Records from a collection of figures:
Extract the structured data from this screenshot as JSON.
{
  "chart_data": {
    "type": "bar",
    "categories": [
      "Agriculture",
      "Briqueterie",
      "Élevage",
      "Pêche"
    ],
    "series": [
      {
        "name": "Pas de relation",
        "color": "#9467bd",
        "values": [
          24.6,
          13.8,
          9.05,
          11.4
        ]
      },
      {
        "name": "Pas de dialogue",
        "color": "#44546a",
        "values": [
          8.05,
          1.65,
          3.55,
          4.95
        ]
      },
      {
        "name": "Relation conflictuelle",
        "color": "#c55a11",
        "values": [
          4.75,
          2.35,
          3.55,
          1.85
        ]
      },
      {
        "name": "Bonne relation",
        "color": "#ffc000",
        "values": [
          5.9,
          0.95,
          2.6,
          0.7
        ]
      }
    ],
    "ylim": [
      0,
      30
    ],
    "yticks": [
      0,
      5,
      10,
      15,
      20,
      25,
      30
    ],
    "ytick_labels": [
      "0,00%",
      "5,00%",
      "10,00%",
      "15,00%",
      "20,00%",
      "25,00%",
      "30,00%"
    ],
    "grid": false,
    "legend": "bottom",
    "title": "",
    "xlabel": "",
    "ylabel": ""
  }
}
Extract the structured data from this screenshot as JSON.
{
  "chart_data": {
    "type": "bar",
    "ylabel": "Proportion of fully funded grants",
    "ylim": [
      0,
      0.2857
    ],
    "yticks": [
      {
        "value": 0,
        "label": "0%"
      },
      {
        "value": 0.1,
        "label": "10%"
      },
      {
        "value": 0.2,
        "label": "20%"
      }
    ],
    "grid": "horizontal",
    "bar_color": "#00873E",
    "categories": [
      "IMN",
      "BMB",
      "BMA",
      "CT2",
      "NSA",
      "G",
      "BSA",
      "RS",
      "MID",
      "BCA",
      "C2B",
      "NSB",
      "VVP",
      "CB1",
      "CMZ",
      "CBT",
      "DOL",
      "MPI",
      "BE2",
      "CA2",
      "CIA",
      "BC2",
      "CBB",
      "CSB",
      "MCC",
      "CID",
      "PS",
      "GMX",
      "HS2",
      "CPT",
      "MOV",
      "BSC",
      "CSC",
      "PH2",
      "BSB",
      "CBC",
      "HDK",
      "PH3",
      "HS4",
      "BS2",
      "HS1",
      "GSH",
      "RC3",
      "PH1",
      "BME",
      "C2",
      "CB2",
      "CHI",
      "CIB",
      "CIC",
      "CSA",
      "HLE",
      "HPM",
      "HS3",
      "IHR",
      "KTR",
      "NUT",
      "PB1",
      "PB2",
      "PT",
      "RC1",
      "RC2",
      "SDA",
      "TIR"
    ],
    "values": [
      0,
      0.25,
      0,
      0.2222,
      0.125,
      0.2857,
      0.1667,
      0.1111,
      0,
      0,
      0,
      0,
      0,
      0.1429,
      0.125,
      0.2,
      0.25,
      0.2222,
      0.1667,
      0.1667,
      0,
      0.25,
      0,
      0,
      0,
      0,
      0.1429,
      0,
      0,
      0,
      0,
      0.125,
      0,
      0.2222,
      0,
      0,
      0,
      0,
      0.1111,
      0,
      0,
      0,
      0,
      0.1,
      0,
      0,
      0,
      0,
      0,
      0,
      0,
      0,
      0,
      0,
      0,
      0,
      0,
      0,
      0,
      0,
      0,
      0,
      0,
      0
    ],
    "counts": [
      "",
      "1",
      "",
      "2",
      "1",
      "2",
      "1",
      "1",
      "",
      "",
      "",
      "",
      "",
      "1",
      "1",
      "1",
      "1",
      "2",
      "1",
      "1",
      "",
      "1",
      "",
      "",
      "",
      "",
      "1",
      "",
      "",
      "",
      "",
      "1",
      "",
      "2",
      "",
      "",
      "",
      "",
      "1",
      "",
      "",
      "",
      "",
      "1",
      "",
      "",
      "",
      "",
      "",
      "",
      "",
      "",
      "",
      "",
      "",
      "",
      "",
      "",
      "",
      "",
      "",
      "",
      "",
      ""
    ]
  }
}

**Job:**
Copy down the whole of the data above, matching it exactly.

**Exercise answer:**
Extract the structured data from this screenshot as JSON.
{
  "chart_data": {
    "type": "bar",
    "categories": [
      "Agriculture",
      "Briqueterie",
      "Élevage",
      "Pêche"
    ],
    "series": [
      {
        "name": "Pas de relation",
        "color": "#9467bd",
        "values": [
          24.6,
          13.8,
          9.05,
          11.4
        ]
      },
      {
        "name": "Pas de dialogue",
        "color": "#44546a",
        "values": [
          8.05,
          1.65,
          3.55,
          4.95
        ]
      },
      {
        "name": "Relation conflictuelle",
        "color": "#c55a11",
        "values": [
          4.75,
          2.35,
          3.55,
          1.85
        ]
      },
      {
        "name": "Bonne relation",
        "color": "#ffc000",
        "values": [
          5.9,
          0.95,
          2.6,
          0.7
        ]
      }
    ],
    "ylim": [
      0,
      30
    ],
    "yticks": [
      0,
      5,
      10,
      15,
      20,
      25,
      30
    ],
    "ytick_labels": [
      "0,00%",
      "5,00%",
      "10,00%",
      "15,00%",
      "20,00%",
      "25,00%",
      "30,00%"
    ],
    "grid": false,
    "legend": "bottom",
    "title": "",
    "xlabel": "",
    "ylabel": ""
  }
}
Extract the structured data from this screenshot as JSON.
{
  "chart_data": {
    "type": "bar",
    "ylabel": "Proportion of fully funded grants",
    "ylim": [
      0,
      0.2857
    ],
    "yticks": [
      {
        "value": 0,
        "label": "0%"
      },
      {
        "value": 0.1,
        "label": "10%"
      },
      {
        "value": 0.2,
        "label": "20%"
      }
    ],
    "grid": "horizontal",
    "bar_color": "#00873E",
    "categories": [
      "IMN",
      "BMB",
      "BMA",
      "CT2",
      "NSA",
      "G",
      "BSA",
      "RS",
      "MID",
      "BCA",
      "C2B",
      "NSB",
      "VVP",
      "CB1",
      "CMZ",
      "CBT",
      "DOL",
      "MPI",
      "BE2",
      "CA2",
      "CIA",
      "BC2",
      "CBB",
      "CSB",
      "MCC",
      "CID",
      "PS",
      "GMX",
      "HS2",
      "CPT",
      "MOV",
      "BSC",
      "CSC",
      "PH2",
      "BSB",
      "CBC",
      "HDK",
      "PH3",
      "HS4",
      "BS2",
      "HS1",
      "GSH",
      "RC3",
      "PH1",
      "BME",
      "C2",
      "CB2",
      "CHI",
      "CIB",
      "CIC",
      "CSA",
      "HLE",
      "HPM",
      "HS3",
      "IHR",
      "KTR",
      "NUT",
      "PB1",
      "PB2",
      "PT",
      "RC1",
      "RC2",
      "SDA",
      "TIR"
    ],
    "values": [
      0,
      0.25,
      0,
      0.2222,
      0.125,
      0.2857,
      0.1667,
      0.1111,
      0,
      0,
      0,
      0,
      0,
      0.1429,
      0.125,
      0.2,
      0.25,
      0.2222,
      0.1667,
      0.1667,
      0,
      0.25,
      0,
      0,
      0,
      0,
      0.1429,
      0,
      0,
      0,
      0,
      0.125,
      0,
      0.2222,
      0,
      0,
      0,
      0,
      0.1111,
      0,
      0,
      0,
      0,
      0.1,
      0,
      0,
      0,
      0,
      0,
      0,
      0,
      0,
      0,
      0,
      0,
      0,
      0,
      0,
      0,
      0,
      0,
      0,
      0,
      0
    ],
    "counts": [
      "",
      "1",
      "",
      "2",
      "1",
      "2",
      "1",
      "1",
      "",
      "",
      "",
      "",
      "",
      "1",
      "1",
      "1",
      "1",
      "2",
      "1",
      "1",
      "",
      "1",
      "",
      "",
      "",
      "",
      "1",
      "",
      "",
      "",
      "",
      "1",
      "",
      "2",
      "",
      "",
      "",
      "",
      "1",
      "",
      "",
      "",
      "",
      "1",
      "",
      "",
      "",
      "",
      "",
      "",
      "",
      "",
      "",
      "",
      "",
      "",
      "",
      "",
      "",
      "",
      "",
      "",
      "",
      ""
    ]
  }
}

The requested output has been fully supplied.